## The request
Copy out each line that mentions the word "favicon".

Items listed in a dataset:
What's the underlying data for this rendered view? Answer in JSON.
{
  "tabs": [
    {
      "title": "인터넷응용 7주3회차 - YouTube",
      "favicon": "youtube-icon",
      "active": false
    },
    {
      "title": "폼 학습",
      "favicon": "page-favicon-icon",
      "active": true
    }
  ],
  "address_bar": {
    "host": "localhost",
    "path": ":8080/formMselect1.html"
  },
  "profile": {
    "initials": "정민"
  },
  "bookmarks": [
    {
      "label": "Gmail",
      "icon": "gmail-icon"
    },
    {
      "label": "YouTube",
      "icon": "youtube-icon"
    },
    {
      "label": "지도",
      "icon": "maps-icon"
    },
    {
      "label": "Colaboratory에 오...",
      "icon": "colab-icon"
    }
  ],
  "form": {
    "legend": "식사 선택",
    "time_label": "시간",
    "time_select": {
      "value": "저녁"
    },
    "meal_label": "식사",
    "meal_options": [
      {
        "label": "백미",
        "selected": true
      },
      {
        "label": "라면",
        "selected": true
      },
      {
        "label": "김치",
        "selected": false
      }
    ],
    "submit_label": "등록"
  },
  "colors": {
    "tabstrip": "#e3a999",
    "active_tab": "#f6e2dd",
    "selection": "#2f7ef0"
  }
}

## Solution for this exercise
      "favicon": "youtube-icon",
      "favicon": "page-favicon-icon",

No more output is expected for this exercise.